**Extracted records:**
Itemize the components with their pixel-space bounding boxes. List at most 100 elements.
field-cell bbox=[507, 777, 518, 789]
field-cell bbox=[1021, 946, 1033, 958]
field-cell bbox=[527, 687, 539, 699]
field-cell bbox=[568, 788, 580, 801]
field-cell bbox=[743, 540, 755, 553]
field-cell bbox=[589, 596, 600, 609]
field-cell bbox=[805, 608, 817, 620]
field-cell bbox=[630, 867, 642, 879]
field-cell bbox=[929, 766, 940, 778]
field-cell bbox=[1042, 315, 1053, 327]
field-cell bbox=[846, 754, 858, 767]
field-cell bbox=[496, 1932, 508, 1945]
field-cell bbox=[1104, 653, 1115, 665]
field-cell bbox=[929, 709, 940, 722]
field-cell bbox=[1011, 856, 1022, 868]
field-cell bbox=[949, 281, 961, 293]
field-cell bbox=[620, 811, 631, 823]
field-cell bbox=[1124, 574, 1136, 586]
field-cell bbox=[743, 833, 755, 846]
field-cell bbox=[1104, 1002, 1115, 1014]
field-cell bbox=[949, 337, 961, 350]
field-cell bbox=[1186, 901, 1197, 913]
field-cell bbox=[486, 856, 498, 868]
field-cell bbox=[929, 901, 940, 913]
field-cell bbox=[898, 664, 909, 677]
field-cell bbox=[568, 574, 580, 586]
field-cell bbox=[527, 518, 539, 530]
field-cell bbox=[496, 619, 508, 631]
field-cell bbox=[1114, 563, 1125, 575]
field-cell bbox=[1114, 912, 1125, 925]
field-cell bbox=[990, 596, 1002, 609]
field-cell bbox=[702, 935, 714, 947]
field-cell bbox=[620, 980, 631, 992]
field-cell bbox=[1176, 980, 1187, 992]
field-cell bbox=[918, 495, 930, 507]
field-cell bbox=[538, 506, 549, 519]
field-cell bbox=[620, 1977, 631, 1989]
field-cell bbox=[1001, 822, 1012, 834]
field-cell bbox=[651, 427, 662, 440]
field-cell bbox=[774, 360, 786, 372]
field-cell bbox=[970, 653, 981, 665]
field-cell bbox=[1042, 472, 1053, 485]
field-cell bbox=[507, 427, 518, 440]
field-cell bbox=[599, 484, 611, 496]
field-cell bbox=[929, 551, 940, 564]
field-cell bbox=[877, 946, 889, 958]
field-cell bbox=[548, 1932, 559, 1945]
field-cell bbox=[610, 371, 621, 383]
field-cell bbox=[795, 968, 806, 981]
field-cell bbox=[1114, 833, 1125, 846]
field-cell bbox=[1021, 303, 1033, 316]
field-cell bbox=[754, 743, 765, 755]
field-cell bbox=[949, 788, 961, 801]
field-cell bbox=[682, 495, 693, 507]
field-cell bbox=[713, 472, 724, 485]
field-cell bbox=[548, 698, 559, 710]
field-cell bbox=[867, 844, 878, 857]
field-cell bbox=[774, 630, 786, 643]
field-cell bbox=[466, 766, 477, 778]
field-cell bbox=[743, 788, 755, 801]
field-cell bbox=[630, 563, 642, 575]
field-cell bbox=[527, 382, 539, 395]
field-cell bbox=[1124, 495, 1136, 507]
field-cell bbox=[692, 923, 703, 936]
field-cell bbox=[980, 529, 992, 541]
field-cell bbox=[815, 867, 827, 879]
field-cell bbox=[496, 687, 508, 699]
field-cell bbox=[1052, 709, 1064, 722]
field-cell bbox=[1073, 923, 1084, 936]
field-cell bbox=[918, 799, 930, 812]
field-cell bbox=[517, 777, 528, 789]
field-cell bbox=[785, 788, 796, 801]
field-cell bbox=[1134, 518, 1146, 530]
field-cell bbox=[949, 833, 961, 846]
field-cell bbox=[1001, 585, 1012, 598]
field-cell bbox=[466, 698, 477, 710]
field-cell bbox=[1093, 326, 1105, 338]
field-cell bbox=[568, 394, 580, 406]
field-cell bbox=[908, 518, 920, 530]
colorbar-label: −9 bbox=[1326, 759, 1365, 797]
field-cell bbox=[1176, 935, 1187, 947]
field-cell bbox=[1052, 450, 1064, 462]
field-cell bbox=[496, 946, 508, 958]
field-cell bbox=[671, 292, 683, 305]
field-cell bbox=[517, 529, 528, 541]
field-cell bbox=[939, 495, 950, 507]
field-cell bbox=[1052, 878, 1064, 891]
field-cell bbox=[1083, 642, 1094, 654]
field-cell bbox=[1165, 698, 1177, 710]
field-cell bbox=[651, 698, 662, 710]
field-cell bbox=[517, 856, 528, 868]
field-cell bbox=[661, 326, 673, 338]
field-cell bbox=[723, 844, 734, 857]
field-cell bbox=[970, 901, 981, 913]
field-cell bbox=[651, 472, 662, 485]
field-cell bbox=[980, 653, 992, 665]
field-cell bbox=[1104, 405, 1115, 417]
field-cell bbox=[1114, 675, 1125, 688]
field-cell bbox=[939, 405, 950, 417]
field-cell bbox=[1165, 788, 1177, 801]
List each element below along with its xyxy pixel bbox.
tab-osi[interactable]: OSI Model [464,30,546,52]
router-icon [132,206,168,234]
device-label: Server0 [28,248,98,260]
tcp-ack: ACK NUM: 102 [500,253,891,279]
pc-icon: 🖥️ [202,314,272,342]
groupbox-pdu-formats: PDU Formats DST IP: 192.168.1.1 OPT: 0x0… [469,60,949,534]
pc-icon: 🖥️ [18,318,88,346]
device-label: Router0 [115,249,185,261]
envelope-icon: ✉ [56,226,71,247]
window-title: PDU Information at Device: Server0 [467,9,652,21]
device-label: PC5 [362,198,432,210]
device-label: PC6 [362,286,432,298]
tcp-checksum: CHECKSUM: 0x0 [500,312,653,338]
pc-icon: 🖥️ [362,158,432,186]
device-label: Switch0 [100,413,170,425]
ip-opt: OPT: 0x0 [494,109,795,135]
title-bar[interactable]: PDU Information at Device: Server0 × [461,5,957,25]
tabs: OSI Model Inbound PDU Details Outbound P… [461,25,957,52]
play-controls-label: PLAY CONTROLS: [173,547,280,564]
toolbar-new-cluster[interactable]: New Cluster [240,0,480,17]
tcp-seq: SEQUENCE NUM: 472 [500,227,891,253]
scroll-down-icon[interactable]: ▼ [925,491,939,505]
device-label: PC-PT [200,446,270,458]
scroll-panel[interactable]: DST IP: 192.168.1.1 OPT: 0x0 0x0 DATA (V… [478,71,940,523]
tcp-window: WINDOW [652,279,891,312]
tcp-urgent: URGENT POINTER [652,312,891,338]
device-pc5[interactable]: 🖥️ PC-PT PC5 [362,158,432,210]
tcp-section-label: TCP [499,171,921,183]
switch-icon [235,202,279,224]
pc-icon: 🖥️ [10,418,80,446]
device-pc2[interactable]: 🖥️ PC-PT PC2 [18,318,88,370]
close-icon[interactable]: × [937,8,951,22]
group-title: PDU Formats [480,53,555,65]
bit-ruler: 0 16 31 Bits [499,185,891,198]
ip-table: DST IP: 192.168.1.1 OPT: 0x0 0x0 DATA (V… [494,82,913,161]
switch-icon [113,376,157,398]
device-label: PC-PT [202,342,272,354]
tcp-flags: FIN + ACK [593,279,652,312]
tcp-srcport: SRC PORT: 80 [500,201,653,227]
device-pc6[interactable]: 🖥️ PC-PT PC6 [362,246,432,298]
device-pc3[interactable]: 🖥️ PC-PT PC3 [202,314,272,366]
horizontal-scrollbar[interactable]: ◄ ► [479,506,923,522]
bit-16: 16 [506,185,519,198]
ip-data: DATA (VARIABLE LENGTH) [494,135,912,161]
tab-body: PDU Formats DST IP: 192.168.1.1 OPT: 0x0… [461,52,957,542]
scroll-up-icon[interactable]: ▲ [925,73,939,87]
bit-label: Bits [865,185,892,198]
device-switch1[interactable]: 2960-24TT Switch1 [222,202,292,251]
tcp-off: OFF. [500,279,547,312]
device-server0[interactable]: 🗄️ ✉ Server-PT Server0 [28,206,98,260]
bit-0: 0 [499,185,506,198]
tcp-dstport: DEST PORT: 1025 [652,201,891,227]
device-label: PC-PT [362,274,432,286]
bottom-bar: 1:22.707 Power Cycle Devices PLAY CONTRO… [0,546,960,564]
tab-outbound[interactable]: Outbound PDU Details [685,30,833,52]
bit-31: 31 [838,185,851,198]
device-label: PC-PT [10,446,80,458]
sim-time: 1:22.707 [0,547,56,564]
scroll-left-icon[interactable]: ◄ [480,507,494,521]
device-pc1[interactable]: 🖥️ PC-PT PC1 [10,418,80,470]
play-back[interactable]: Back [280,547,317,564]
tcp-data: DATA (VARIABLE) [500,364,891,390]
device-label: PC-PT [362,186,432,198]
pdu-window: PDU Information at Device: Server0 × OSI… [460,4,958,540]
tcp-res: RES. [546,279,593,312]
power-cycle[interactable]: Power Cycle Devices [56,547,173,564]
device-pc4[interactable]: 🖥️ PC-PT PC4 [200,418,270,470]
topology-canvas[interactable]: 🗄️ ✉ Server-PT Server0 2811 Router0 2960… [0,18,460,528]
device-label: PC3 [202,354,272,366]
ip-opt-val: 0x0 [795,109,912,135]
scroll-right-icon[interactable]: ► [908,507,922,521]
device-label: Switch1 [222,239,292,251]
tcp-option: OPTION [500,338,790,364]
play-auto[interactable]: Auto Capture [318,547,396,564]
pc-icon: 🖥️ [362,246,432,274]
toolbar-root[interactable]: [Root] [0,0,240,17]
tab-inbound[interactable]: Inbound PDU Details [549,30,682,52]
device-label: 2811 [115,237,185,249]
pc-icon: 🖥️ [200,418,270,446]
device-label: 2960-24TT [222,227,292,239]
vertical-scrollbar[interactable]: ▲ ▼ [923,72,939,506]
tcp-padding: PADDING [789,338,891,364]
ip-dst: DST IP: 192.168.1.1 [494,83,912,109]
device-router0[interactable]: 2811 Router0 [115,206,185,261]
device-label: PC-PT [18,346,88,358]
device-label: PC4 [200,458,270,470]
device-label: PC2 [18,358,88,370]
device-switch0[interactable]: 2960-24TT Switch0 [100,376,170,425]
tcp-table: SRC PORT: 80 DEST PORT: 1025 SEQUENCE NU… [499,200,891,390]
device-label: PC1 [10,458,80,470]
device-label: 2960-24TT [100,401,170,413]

**Given task:** Could you rewrite everything from the start of the listing down to the line containing "field-cell bbox=[1104, 653, 1115, 665]" as a numbered list, leaving out any blank lines?

**Solved problem:**
1. Itemize the components with their pixel-space bounding boxes. List at most 100 elements.
2. field-cell bbox=[507, 777, 518, 789]
3. field-cell bbox=[1021, 946, 1033, 958]
4. field-cell bbox=[527, 687, 539, 699]
5. field-cell bbox=[568, 788, 580, 801]
6. field-cell bbox=[743, 540, 755, 553]
7. field-cell bbox=[589, 596, 600, 609]
8. field-cell bbox=[805, 608, 817, 620]
9. field-cell bbox=[630, 867, 642, 879]
10. field-cell bbox=[929, 766, 940, 778]
11. field-cell bbox=[1042, 315, 1053, 327]
12. field-cell bbox=[846, 754, 858, 767]
13. field-cell bbox=[496, 1932, 508, 1945]
14. field-cell bbox=[1104, 653, 1115, 665]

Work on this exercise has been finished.